→ **What is expected**
Please output the records below in full, exactly as given, but without the images.

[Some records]
--- start ---

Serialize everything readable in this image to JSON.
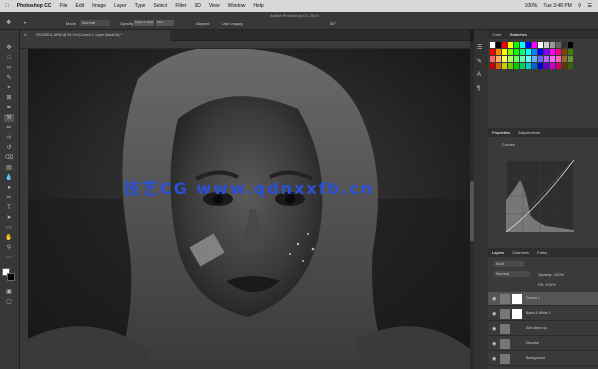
{
  "menubar": {
    "app": "Photoshop CC",
    "items": [
      "File",
      "Edit",
      "Image",
      "Layer",
      "Type",
      "Select",
      "Filter",
      "3D",
      "View",
      "Window",
      "Help"
    ],
    "window_title": "Adobe Photoshop CC 2019",
    "battery": "100%",
    "clock": "Tue 3:48 PM"
  },
  "options": {
    "mode_label": "Mode",
    "mode_value": "Normal",
    "opacity_label": "Opacity",
    "flow_label": "Flow",
    "erase_label": "Erase to History",
    "aligned": "Aligned",
    "sample_label": "Use Legacy",
    "angle": "30°"
  },
  "document": {
    "tab_label": "DSC05011.ARW @ 54.1% (Curves 1, Layer Mask/16) *"
  },
  "watermark": "技艺CG www.qdnxxfb.cn",
  "panels": {
    "color_tabs": [
      "Color",
      "Swatches"
    ],
    "props_tabs": [
      "Properties",
      "Adjustments"
    ],
    "props_title": "Curves",
    "layers_tabs": [
      "Layers",
      "Channels",
      "Paths"
    ],
    "kind": "Kind",
    "blend": "Normal",
    "opacity": "Opacity: 100%",
    "fill": "Fill: 100%",
    "layers": [
      {
        "name": "Curves 1",
        "selected": true,
        "mask": true
      },
      {
        "name": "Black & White 1",
        "selected": false,
        "mask": true
      },
      {
        "name": "Skin clean up",
        "selected": false,
        "mask": false
      },
      {
        "name": "Dissolve",
        "selected": false,
        "mask": false
      },
      {
        "name": "Background",
        "selected": false,
        "mask": false
      }
    ]
  },
  "colors": {
    "swatches_row1": [
      "#ffffff",
      "#000000",
      "#ff0000",
      "#ffff00",
      "#00ff00",
      "#00ffff",
      "#0000ff",
      "#ff00ff",
      "#ffffff",
      "#cccccc",
      "#999999",
      "#666666",
      "#333333",
      "#000000"
    ],
    "swatches_row2": [
      "#ff0000",
      "#ff8000",
      "#ffff00",
      "#80ff00",
      "#00ff00",
      "#00ff80",
      "#00ffff",
      "#0080ff",
      "#0000ff",
      "#8000ff",
      "#ff00ff",
      "#ff0080",
      "#804000",
      "#408000"
    ],
    "swatches_row3": [
      "#ff6666",
      "#ffb366",
      "#ffff66",
      "#b3ff66",
      "#66ff66",
      "#66ffb3",
      "#66ffff",
      "#66b3ff",
      "#6666ff",
      "#b366ff",
      "#ff66ff",
      "#ff66b3",
      "#996633",
      "#669933"
    ],
    "swatches_row4": [
      "#cc0000",
      "#cc6600",
      "#cccc00",
      "#66cc00",
      "#00cc00",
      "#00cc66",
      "#00cccc",
      "#0066cc",
      "#0000cc",
      "#6600cc",
      "#cc00cc",
      "#cc0066",
      "#663300",
      "#336600"
    ]
  }
}
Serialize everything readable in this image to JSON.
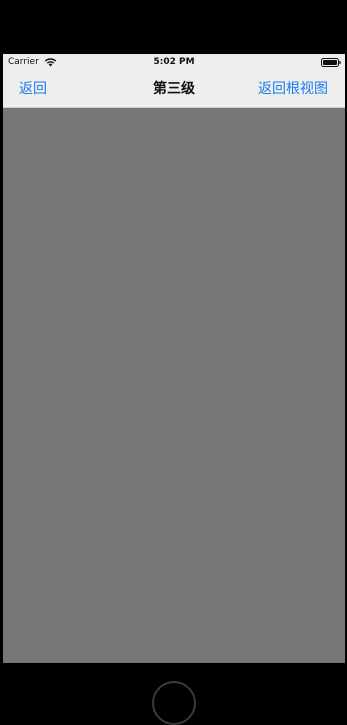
{
  "status_bar": {
    "carrier": "Carrier",
    "time": "5:02 PM",
    "wifi_icon": "wifi-icon",
    "battery_icon": "battery-icon"
  },
  "nav_bar": {
    "back_label": "返回",
    "title": "第三级",
    "root_label": "返回根视图"
  },
  "colors": {
    "accent": "#1a7cf0",
    "bar_background": "#eeeeee",
    "content_background": "#777777"
  }
}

--- end ---

→ **The result**
Serialize everything readable in this image to JSON.
{
  "menubar": {
    "app": "Photoshop CC",
    "items": [
      "File",
      "Edit",
      "Image",
      "Layer",
      "Type",
      "Select",
      "Filter",
      "3D",
      "View",
      "Window",
      "Help"
    ],
    "window_title": "Adobe Photoshop CC 2019",
    "battery": "100%",
    "clock": "Tue 3:48 PM"
  },
  "options": {
    "mode_label": "Mode",
    "mode_value": "Normal",
    "opacity_label": "Opacity",
    "flow_label": "Flow",
    "erase_label": "Erase to History",
    "aligned": "Aligned",
    "sample_label": "Use Legacy",
    "angle": "30°"
  },
  "document": {
    "tab_label": "DSC05011.ARW @ 54.1% (Curves 1, Layer Mask/16) *"
  },
  "watermark": "技艺CG www.qdnxxfb.cn",
  "panels": {
    "color_tabs": [
      "Color",
      "Swatches"
    ],
    "props_tabs": [
      "Properties",
      "Adjustments"
    ],
    "props_title": "Curves",
    "layers_tabs": [
      "Layers",
      "Channels",
      "Paths"
    ],
    "kind": "Kind",
    "blend": "Normal",
    "opacity": "Opacity: 100%",
    "fill": "Fill: 100%",
    "layers": [
      {
        "name": "Curves 1",
        "selected": true,
        "mask": true
      },
      {
        "name": "Black & White 1",
        "selected": false,
        "mask": true
      },
      {
        "name": "Skin clean up",
        "selected": false,
        "mask": false
      },
      {
        "name": "Dissolve",
        "selected": false,
        "mask": false
      },
      {
        "name": "Background",
        "selected": false,
        "mask": false
      }
    ]
  },
  "colors": {
    "swatches_row1": [
      "#ffffff",
      "#000000",
      "#ff0000",
      "#ffff00",
      "#00ff00",
      "#00ffff",
      "#0000ff",
      "#ff00ff",
      "#ffffff",
      "#cccccc",
      "#999999",
      "#666666",
      "#333333",
      "#000000"
    ],
    "swatches_row2": [
      "#ff0000",
      "#ff8000",
      "#ffff00",
      "#80ff00",
      "#00ff00",
      "#00ff80",
      "#00ffff",
      "#0080ff",
      "#0000ff",
      "#8000ff",
      "#ff00ff",
      "#ff0080",
      "#804000",
      "#408000"
    ],
    "swatches_row3": [
      "#ff6666",
      "#ffb366",
      "#ffff66",
      "#b3ff66",
      "#66ff66",
      "#66ffb3",
      "#66ffff",
      "#66b3ff",
      "#6666ff",
      "#b366ff",
      "#ff66ff",
      "#ff66b3",
      "#996633",
      "#669933"
    ],
    "swatches_row4": [
      "#cc0000",
      "#cc6600",
      "#cccc00",
      "#66cc00",
      "#00cc00",
      "#00cc66",
      "#00cccc",
      "#0066cc",
      "#0000cc",
      "#6600cc",
      "#cc00cc",
      "#cc0066",
      "#663300",
      "#336600"
    ]
  }
}
Serialize everything readable in this image to JSON.
{
  "status_bar": {
    "carrier": "Carrier",
    "time": "5:02 PM",
    "wifi_icon": "wifi-icon",
    "battery_icon": "battery-icon"
  },
  "nav_bar": {
    "back_label": "返回",
    "title": "第三级",
    "root_label": "返回根视图"
  },
  "colors": {
    "accent": "#1a7cf0",
    "bar_background": "#eeeeee",
    "content_background": "#777777"
  }
}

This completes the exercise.